**Task prompt**
Continue the text on distributed backdoor attacks in LLM-based multi-agent systems, starting right after its final sentence.

**Text**
---+---
Collaborative Shadows: Distributed Backdoor Attacks in LLM-Based Multi-Agent Systems
Pengyu Zhu 1,2, Lijun Li 2, Yaxing Lyu 3, Li Sun 4, Sen Su 1, Jing Shao 2
Published on arXiv
2510.11246
Model Poisoning
OWASP ML Top 10 — ML10
Insecure Plugin Design
OWASP LLM Top 10 — LLM07
Key Finding
Distributed backdoor attack achieves over 95% attack success rate in LLM multi-agent systems without degrading benign task performance.
Distributed Backdoor Attack (DBA-MAS)
Novel technique introduced
LLM-based multi-agent systems (MAS) demonstrate increasing integration into next-generation applications, but their safety in backdoor attacks remains largely underexplored. However, existing research has focused exclusively on single-agent backdoor attacks, overlooking the novel attack surfaces introduced by agent collaboration in MAS. To bridge this gap, we present the first Distributed Backdoor Attack tailored to MAS. We decompose the backdoor into multiple distributed attack primitives that are embedded within MAS tools. These primitives remain dormant individually but collectively activate only when agents collaborate in a specific sequence, thereby assembling the full backdoor to execute targeted attacks such as data exfiltration. To fully assess this threat, we introduce a benchmark for multi-role collaborative tasks and a sandboxed framework to evaluate. Extensive experiments demonstrate that our attack achieves an attack success rate exceeding 95% without degrading performance on benign tasks. This work exposes novel backdoor attack surfaces that exploit agent collaboration, underscoring the need to move beyond single-agent protection. Code and benchmark are available at https://github.com/whfeLingYu/Distributed-Backdoor-Attacks-in-MAS.
---+---
**Extracted information**
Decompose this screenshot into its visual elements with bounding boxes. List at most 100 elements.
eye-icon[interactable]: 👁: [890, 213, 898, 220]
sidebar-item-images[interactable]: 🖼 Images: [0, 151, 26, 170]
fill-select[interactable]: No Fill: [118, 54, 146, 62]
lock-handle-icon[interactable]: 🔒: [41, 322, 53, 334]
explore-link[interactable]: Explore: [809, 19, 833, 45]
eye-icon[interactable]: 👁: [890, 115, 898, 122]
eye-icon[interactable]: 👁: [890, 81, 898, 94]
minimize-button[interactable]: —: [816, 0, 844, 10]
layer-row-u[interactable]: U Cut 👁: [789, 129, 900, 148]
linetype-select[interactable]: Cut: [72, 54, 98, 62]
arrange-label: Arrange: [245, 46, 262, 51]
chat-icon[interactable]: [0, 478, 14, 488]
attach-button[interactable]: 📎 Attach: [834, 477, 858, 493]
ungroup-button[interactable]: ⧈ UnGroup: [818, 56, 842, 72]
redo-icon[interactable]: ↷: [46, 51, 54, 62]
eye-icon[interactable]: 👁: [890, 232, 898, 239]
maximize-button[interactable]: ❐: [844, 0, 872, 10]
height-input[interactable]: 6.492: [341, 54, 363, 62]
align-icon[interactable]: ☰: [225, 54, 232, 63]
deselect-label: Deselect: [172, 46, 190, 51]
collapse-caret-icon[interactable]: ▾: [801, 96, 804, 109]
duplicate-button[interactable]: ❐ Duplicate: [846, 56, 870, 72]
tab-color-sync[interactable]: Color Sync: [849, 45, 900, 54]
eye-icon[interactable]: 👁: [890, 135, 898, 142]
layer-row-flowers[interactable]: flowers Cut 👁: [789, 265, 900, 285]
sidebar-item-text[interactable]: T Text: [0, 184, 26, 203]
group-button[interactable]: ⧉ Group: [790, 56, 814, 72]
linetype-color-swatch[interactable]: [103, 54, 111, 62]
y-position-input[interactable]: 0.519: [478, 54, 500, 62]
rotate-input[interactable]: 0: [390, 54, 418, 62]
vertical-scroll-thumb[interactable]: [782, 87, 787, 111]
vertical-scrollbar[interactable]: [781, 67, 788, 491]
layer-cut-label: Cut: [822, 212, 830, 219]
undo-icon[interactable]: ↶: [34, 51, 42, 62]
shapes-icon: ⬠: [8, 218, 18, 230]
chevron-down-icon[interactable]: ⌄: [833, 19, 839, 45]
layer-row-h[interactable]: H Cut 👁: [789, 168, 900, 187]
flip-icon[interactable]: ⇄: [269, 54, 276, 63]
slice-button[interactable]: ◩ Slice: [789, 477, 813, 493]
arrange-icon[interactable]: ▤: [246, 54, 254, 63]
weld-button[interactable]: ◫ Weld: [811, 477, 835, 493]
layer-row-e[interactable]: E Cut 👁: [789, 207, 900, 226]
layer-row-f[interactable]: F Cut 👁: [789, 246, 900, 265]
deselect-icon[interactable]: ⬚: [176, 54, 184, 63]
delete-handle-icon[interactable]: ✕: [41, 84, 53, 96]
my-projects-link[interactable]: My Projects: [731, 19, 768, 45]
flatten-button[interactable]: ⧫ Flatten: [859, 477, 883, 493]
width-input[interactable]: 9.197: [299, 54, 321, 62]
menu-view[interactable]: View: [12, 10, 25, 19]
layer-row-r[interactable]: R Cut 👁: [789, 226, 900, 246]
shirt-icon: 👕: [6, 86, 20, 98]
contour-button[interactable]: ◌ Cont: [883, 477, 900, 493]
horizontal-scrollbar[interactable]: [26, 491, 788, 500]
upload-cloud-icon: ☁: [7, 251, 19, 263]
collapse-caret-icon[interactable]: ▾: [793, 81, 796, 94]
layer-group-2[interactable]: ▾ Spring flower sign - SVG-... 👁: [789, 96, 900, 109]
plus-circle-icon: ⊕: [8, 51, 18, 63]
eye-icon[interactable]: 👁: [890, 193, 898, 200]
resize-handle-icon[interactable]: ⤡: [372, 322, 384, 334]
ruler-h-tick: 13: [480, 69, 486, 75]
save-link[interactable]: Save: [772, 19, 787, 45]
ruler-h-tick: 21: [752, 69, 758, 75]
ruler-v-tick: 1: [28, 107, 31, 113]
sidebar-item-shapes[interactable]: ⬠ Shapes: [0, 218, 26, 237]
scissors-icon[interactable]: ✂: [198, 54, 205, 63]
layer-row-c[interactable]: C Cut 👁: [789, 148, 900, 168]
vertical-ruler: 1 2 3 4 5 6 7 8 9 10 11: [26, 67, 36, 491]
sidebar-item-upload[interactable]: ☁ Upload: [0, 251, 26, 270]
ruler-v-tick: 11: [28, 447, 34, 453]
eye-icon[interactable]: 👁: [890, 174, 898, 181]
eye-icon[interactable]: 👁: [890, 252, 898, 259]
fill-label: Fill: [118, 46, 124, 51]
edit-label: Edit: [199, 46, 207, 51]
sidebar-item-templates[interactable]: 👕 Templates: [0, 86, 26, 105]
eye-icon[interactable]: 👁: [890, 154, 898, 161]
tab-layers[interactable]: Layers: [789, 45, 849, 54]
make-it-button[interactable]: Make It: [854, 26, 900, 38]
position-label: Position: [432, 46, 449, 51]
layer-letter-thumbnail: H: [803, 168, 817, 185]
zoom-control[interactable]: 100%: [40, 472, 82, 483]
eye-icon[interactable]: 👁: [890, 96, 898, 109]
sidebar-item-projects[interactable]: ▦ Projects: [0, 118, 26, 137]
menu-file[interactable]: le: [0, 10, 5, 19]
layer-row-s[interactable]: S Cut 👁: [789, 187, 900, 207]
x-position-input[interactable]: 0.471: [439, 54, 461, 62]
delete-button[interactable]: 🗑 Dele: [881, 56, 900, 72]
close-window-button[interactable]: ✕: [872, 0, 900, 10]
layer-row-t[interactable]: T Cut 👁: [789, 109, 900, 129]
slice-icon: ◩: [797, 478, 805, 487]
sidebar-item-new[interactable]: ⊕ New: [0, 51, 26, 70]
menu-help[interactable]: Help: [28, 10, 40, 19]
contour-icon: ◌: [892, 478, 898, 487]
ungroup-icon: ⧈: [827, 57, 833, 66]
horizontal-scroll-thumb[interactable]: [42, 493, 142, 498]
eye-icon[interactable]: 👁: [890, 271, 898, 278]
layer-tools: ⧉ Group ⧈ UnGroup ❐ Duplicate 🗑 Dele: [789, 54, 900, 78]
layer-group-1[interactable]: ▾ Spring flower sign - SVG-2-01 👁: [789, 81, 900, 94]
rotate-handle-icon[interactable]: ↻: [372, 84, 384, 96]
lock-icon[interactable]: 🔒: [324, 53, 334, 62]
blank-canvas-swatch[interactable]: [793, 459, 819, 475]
---+---
**Response**
Key Contributions
- First distributed backdoor attack for LLM-based multi-agent systems, decomposing a backdoor into distributed primitives embedded in MAS tools that only activate when agents collaborate in a specific sequence
- New benchmark for multi-role collaborative tasks and a sandboxed evaluation framework to assess MAS backdoor threats
- Demonstrates >95% attack success rate on targeted behaviors (e.g., data exfiltration) with no degradation on benign tasks
🛡️ Threat Analysis
The core contribution is a backdoor attack: attack primitives are hidden/dormant individually and activate only upon a specific trigger condition (agents collaborating in a particular sequence), exhibiting exactly the hidden, targeted, trigger-based behavior that defines ML10. The attack enables targeted outcomes like data exfiltration.